[Opening Extracted entries section]
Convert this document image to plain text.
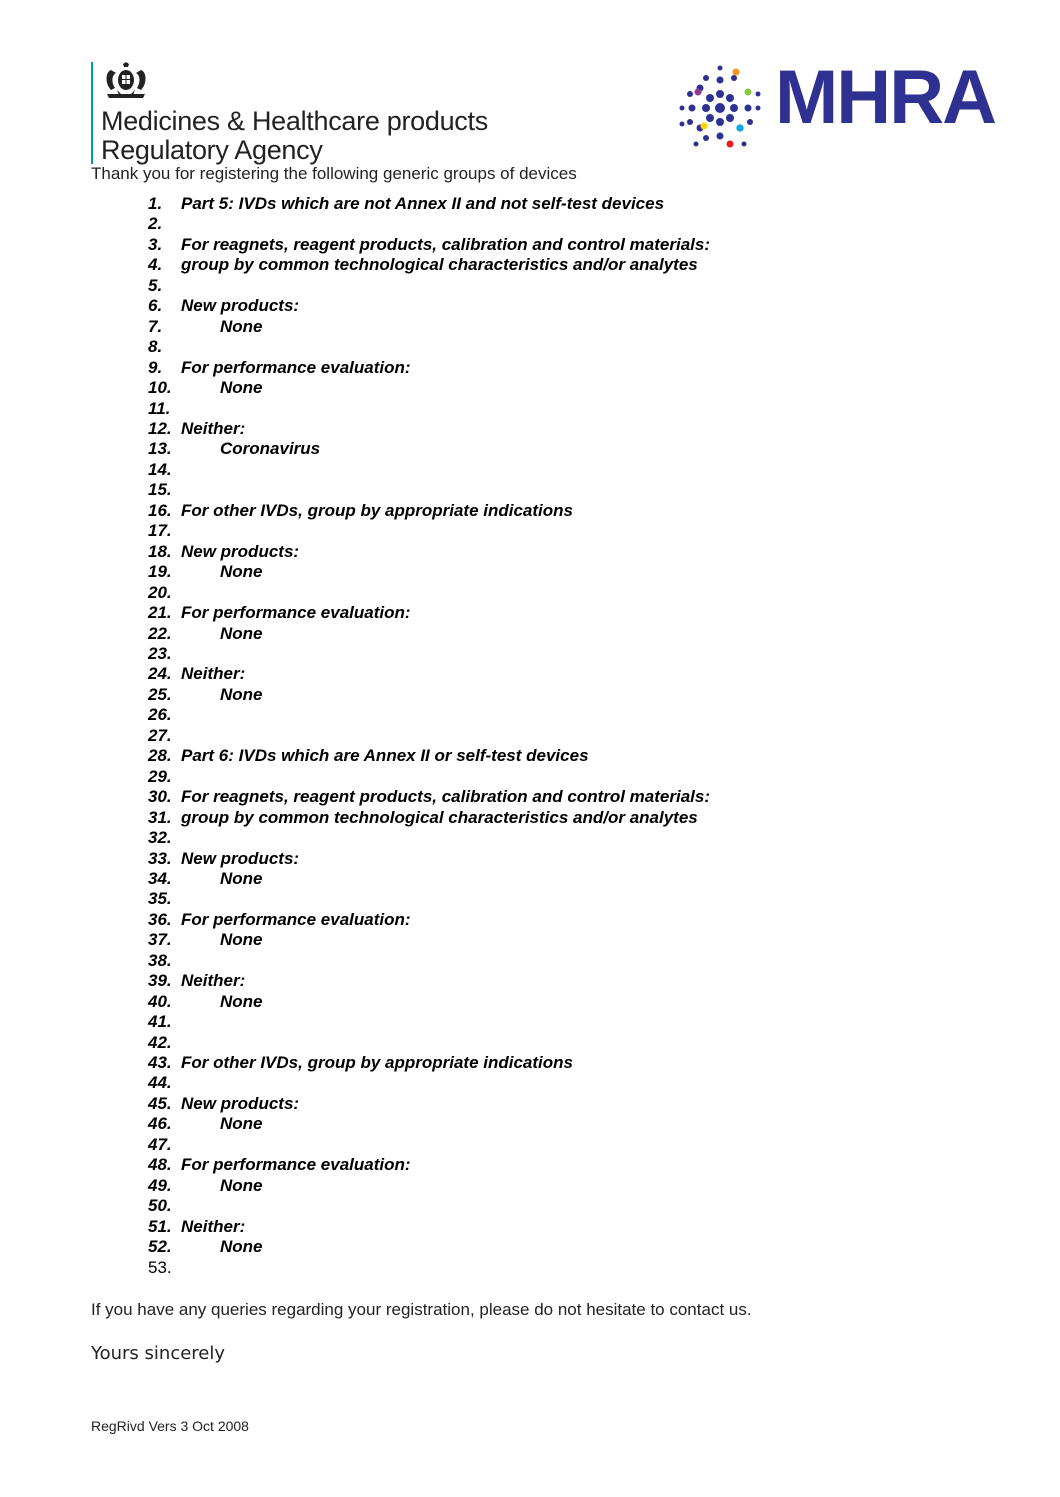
Medicines & Healthcare products
Regulatory Agency
MHRA
Thank you for registering the following generic groups of devices
1. Part 5: IVDs which are not Annex II and not self-test devices
2.
3. For reagnets, reagent products, calibration and control materials:
4. group by common technological characteristics and/or analytes
5.
6. New products:
7.	None
8.
9. For performance evaluation:
10.	None
11.
12. Neither:
13.	Coronavirus
14.
15.
16. For other IVDs, group by appropriate indications
17.
18. New products:
19.	None
20.
21. For performance evaluation:
22.	None
23.
24. Neither:
25.	None
26.
27.
28. Part 6: IVDs which are Annex II or self-test devices
29.
30. For reagnets, reagent products, calibration and control materials:
31. group by common technological characteristics and/or analytes
32.
33. New products:
34.	None
35.
36. For performance evaluation:
37.	None
38.
39. Neither:
40.	None
41.
42.
43. For other IVDs, group by appropriate indications
44.
45. New products:
46.	None
47.
48. For performance evaluation:
49.	None
50.
51. Neither:
52.	None
53.
If you have any queries regarding your registration, please do not hesitate to contact us.
Yours sincerely
RegRivd Vers 3 Oct 2008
[Closing Extracted entries section]
The result should be a precise copy of all the entries, free of pictures.

Convert this document image to plain text.
Medicines & Healthcare products
Regulatory Agency
MHRA
Thank you for registering the following generic groups of devices
1. Part 5: IVDs which are not Annex II and not self-test devices
2.
3. For reagnets, reagent products, calibration and control materials:
4. group by common technological characteristics and/or analytes
5.
6. New products:
7.	None
8.
9. For performance evaluation:
10.	None
11.
12. Neither:
13.	Coronavirus
14.
15.
16. For other IVDs, group by appropriate indications
17.
18. New products:
19.	None
20.
21. For performance evaluation:
22.	None
23.
24. Neither:
25.	None
26.
27.
28. Part 6: IVDs which are Annex II or self-test devices
29.
30. For reagnets, reagent products, calibration and control materials:
31. group by common technological characteristics and/or analytes
32.
33. New products:
34.	None
35.
36. For performance evaluation:
37.	None
38.
39. Neither:
40.	None
41.
42.
43. For other IVDs, group by appropriate indications
44.
45. New products:
46.	None
47.
48. For performance evaluation:
49.	None
50.
51. Neither:
52.	None
53.
If you have any queries regarding your registration, please do not hesitate to contact us.
Yours sincerely
RegRivd Vers 3 Oct 2008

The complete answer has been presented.